<<<<

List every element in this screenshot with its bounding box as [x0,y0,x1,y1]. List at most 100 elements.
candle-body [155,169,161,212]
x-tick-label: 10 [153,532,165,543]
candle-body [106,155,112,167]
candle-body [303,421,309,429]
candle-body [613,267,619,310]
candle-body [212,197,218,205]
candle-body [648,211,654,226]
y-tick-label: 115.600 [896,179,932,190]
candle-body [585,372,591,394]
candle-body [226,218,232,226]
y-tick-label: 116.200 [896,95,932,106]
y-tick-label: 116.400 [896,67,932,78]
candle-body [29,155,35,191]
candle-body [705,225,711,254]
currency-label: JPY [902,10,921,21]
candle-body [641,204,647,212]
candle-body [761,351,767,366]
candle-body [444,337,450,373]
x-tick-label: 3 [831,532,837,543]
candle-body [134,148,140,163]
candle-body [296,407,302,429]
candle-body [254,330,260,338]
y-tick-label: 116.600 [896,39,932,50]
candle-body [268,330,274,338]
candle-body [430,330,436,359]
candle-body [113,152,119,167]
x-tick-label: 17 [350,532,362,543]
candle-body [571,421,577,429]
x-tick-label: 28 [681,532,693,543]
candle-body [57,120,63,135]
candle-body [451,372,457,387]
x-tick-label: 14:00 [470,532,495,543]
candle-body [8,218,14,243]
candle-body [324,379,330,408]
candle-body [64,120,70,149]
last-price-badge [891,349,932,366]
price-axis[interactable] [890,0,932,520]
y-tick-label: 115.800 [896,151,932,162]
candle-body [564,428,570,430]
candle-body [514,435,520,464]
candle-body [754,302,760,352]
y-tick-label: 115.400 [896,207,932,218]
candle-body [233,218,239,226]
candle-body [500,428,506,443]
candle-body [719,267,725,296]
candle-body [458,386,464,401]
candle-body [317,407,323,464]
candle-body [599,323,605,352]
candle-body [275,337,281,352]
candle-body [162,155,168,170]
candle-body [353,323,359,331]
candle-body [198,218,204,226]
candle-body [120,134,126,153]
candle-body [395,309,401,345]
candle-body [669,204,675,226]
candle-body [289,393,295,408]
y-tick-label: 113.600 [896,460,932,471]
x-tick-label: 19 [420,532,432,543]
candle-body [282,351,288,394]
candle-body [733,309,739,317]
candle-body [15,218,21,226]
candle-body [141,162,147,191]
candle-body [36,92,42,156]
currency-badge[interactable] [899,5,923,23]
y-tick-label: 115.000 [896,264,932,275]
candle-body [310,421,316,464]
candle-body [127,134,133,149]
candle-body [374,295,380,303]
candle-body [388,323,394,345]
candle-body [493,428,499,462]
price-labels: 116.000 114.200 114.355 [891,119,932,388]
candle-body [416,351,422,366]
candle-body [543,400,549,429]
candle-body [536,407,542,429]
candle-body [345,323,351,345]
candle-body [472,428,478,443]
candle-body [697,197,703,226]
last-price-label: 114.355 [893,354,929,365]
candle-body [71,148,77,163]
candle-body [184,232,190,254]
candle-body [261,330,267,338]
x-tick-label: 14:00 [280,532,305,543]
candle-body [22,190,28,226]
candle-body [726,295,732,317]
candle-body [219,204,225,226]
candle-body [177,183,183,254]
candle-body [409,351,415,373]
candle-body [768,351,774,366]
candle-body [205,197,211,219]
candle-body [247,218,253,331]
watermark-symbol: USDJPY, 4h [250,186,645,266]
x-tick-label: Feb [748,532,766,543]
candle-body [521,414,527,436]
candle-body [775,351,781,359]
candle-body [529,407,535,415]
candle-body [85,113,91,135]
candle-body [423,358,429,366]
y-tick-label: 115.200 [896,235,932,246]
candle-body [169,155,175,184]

>>>>

- **WORK TO BE COMPLETED**
Reproduce every line of the records above verbatim, changing nothing.

- **FULL SOLUTION**
List every element in this screenshot with its bounding box as [x0,y0,x1,y1]. List at most 100 elements.
candle-body [155,169,161,212]
x-tick-label: 10 [153,532,165,543]
candle-body [106,155,112,167]
candle-body [303,421,309,429]
candle-body [613,267,619,310]
candle-body [212,197,218,205]
candle-body [648,211,654,226]
y-tick-label: 115.600 [896,179,932,190]
candle-body [585,372,591,394]
candle-body [226,218,232,226]
y-tick-label: 116.200 [896,95,932,106]
y-tick-label: 116.400 [896,67,932,78]
candle-body [29,155,35,191]
candle-body [705,225,711,254]
currency-label: JPY [902,10,921,21]
candle-body [641,204,647,212]
candle-body [761,351,767,366]
candle-body [444,337,450,373]
x-tick-label: 3 [831,532,837,543]
candle-body [134,148,140,163]
candle-body [296,407,302,429]
candle-body [254,330,260,338]
y-tick-label: 116.600 [896,39,932,50]
candle-body [268,330,274,338]
candle-body [430,330,436,359]
candle-body [113,152,119,167]
x-tick-label: 17 [350,532,362,543]
candle-body [571,421,577,429]
x-tick-label: 28 [681,532,693,543]
candle-body [57,120,63,135]
candle-body [451,372,457,387]
x-tick-label: 14:00 [470,532,495,543]
candle-body [8,218,14,243]
candle-body [324,379,330,408]
candle-body [64,120,70,149]
last-price-badge [891,349,932,366]
price-axis[interactable] [890,0,932,520]
y-tick-label: 115.800 [896,151,932,162]
candle-body [564,428,570,430]
candle-body [514,435,520,464]
candle-body [754,302,760,352]
y-tick-label: 115.400 [896,207,932,218]
candle-body [233,218,239,226]
candle-body [500,428,506,443]
candle-body [719,267,725,296]
candle-body [458,386,464,401]
candle-body [317,407,323,464]
candle-body [599,323,605,352]
candle-body [275,337,281,352]
candle-body [162,155,168,170]
candle-body [353,323,359,331]
candle-body [198,218,204,226]
candle-body [120,134,126,153]
candle-body [395,309,401,345]
candle-body [669,204,675,226]
candle-body [289,393,295,408]
y-tick-label: 113.600 [896,460,932,471]
x-tick-label: 19 [420,532,432,543]
candle-body [282,351,288,394]
candle-body [733,309,739,317]
candle-body [15,218,21,226]
candle-body [141,162,147,191]
candle-body [36,92,42,156]
currency-badge[interactable] [899,5,923,23]
y-tick-label: 115.000 [896,264,932,275]
candle-body [310,421,316,464]
candle-body [127,134,133,149]
candle-body [374,295,380,303]
candle-body [388,323,394,345]
candle-body [493,428,499,462]
price-labels: 116.000 114.200 114.355 [891,119,932,388]
candle-body [416,351,422,366]
candle-body [543,400,549,429]
candle-body [536,407,542,429]
candle-body [345,323,351,345]
candle-body [472,428,478,443]
candle-body [697,197,703,226]
last-price-label: 114.355 [893,354,929,365]
candle-body [71,148,77,163]
candle-body [184,232,190,254]
candle-body [261,330,267,338]
x-tick-label: 14:00 [280,532,305,543]
candle-body [22,190,28,226]
candle-body [726,295,732,317]
candle-body [219,204,225,226]
candle-body [177,183,183,254]
candle-body [409,351,415,373]
candle-body [768,351,774,366]
candle-body [205,197,211,219]
candle-body [247,218,253,331]
watermark-symbol: USDJPY, 4h [250,186,645,266]
x-tick-label: Feb [748,532,766,543]
candle-body [521,414,527,436]
candle-body [775,351,781,359]
candle-body [529,407,535,415]
candle-body [85,113,91,135]
candle-body [423,358,429,366]
y-tick-label: 115.200 [896,235,932,246]
candle-body [169,155,175,184]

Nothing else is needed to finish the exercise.